:: MATERIAL TO PROCESS ::
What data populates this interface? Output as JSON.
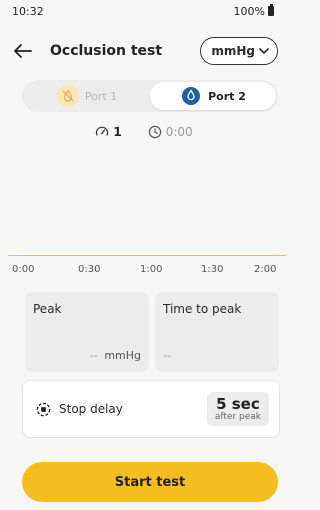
{
  "status_bar": {
    "time": "10:32",
    "battery": "100%"
  },
  "app_bar": {
    "title": "Occlusion test",
    "unit": "mmHg"
  },
  "ports": [
    {
      "label": "Port 1",
      "active": false
    },
    {
      "label": "Port 2",
      "active": true
    }
  ],
  "stats": {
    "count": "1",
    "time": "0:00"
  },
  "axis_ticks": [
    "0:00",
    "0:30",
    "1:00",
    "1:30",
    "2:00"
  ],
  "peak": {
    "label": "Peak",
    "value": "--",
    "unit": "mmHg"
  },
  "time_to_peak": {
    "label": "Time to peak",
    "value": "--"
  },
  "stop_delay": {
    "label": "Stop delay",
    "value": "5 sec",
    "sub": "after peak"
  },
  "start_button": {
    "label": "Start test"
  },
  "colors": {
    "accent": "#f6bd1e",
    "port2_blue": "#1f5fa8",
    "chart_line": "#f5c033"
  }
}
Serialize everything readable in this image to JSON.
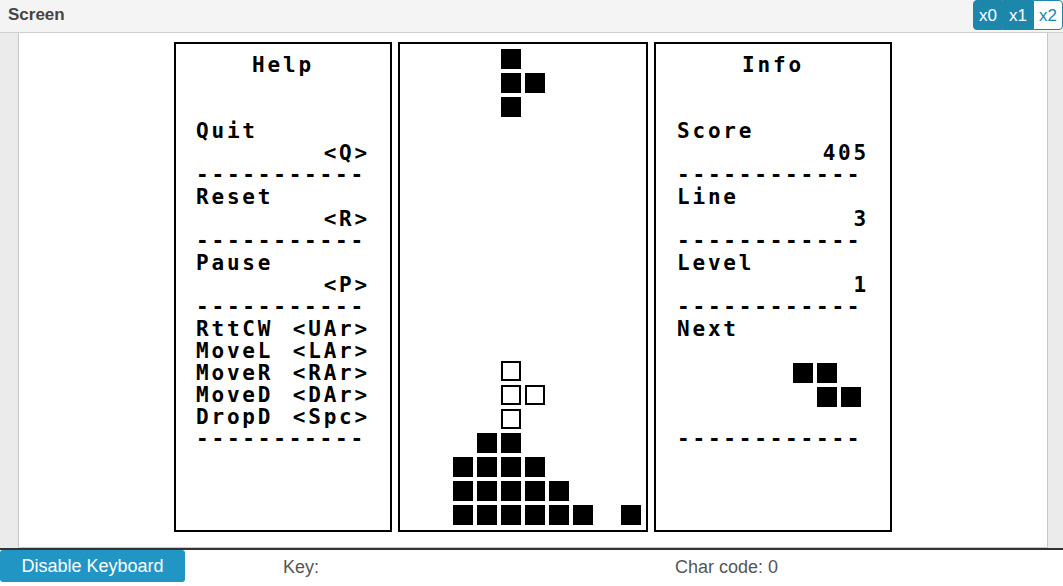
{
  "window": {
    "title": "Screen"
  },
  "scale_buttons": [
    {
      "label": "x0",
      "active": true
    },
    {
      "label": "x1",
      "active": true
    },
    {
      "label": "x2",
      "active": false
    }
  ],
  "help": {
    "title": "Help",
    "rule": "-----------",
    "commands": [
      {
        "label": "Quit",
        "key": "<Q>"
      },
      {
        "label": "Reset",
        "key": "<R>"
      },
      {
        "label": "Pause",
        "key": "<P>"
      }
    ],
    "controls": [
      {
        "label": "RttCW",
        "key": "<UAr>"
      },
      {
        "label": "MoveL",
        "key": "<LAr>"
      },
      {
        "label": "MoveR",
        "key": "<RAr>"
      },
      {
        "label": "MoveD",
        "key": "<DAr>"
      },
      {
        "label": "DropD",
        "key": "<Spc>"
      }
    ]
  },
  "board": {
    "rows": [
      "....#.....",
      "....##....",
      "....#.....",
      "..........",
      "..........",
      "..........",
      "..........",
      "..........",
      "..........",
      "..........",
      "..........",
      "..........",
      "..........",
      "....o.....",
      "....oo....",
      "....o.....",
      "...##.....",
      "..####....",
      "..#####...",
      "..######.#"
    ]
  },
  "info": {
    "title": "Info",
    "rule": "------------",
    "stats": [
      {
        "label": "Score",
        "value": "405"
      },
      {
        "label": "Line",
        "value": "3"
      },
      {
        "label": "Level",
        "value": "1"
      }
    ],
    "next": {
      "label": "Next",
      "rows": [
        "##.",
        ".##"
      ]
    }
  },
  "status_bar": {
    "button": "Disable Keyboard",
    "key": "Key:",
    "char_code": "Char code: 0"
  }
}
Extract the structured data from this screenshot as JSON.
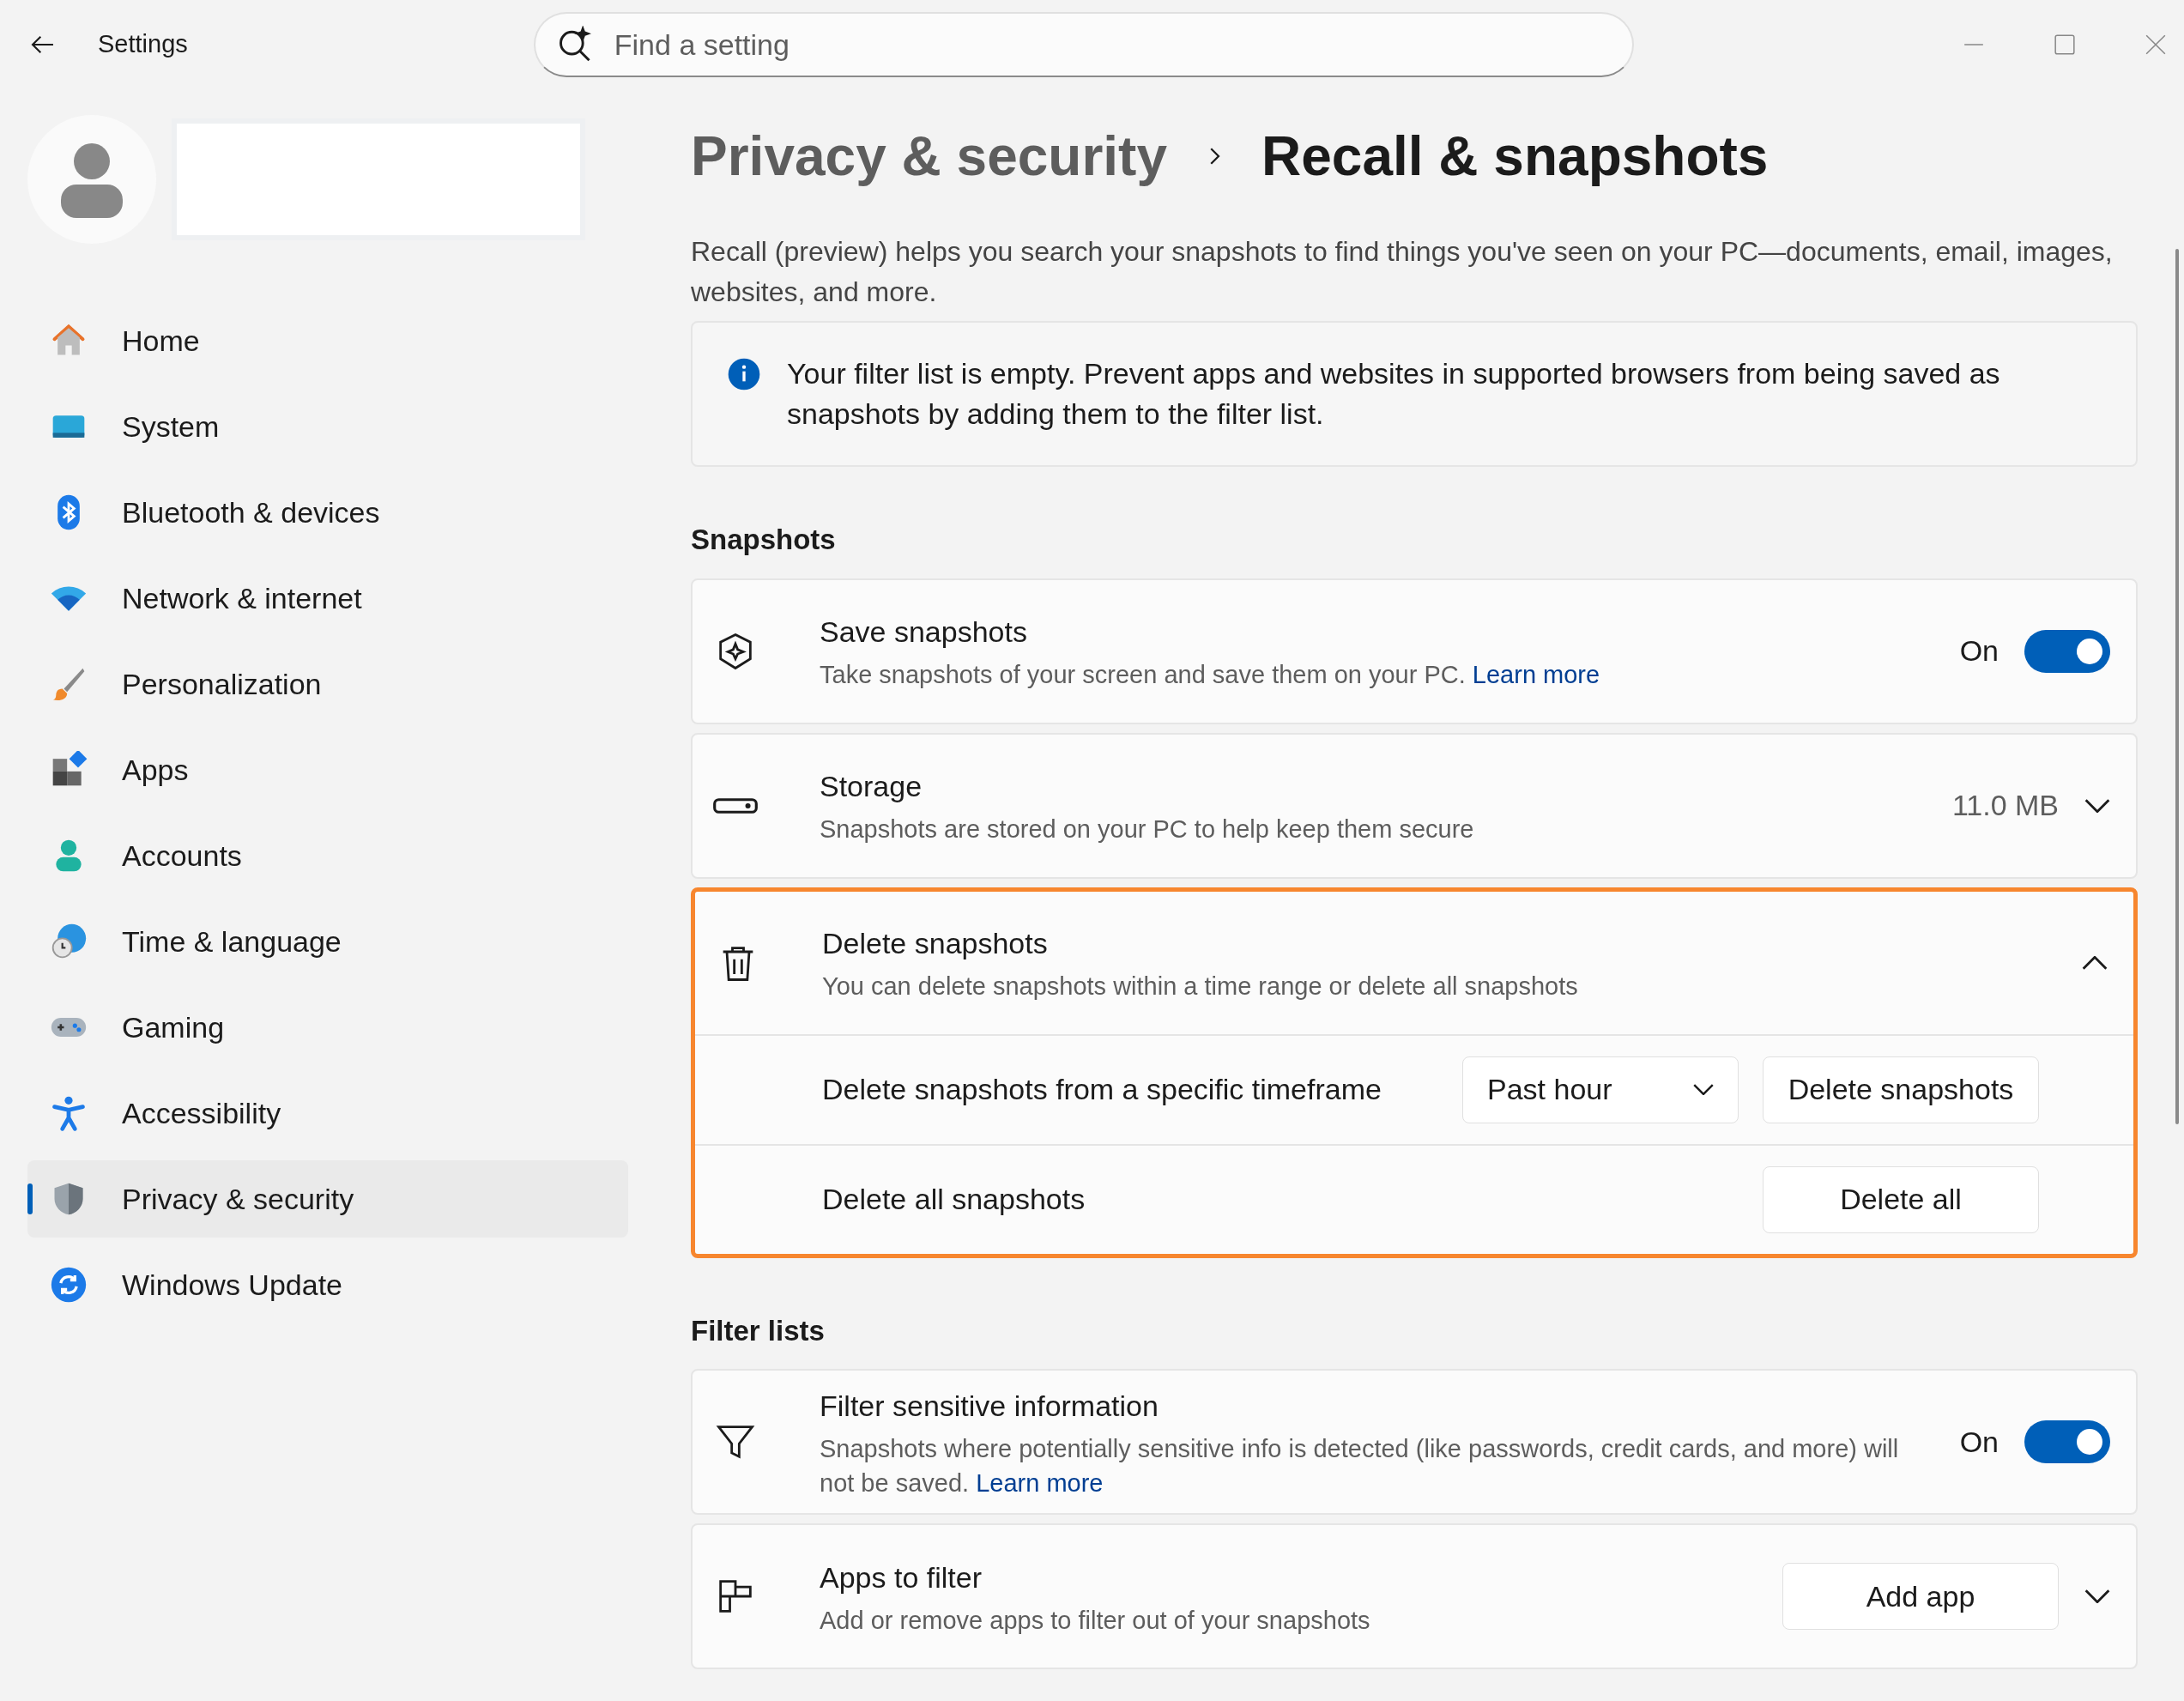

:: WRITTEN EXERCISE ::
Copy all the lines above that hold the string "data".

:: TASK ANSWER ::
What data populates this interface? Output as JSON.
Extract the structured data from this screenshot as JSON.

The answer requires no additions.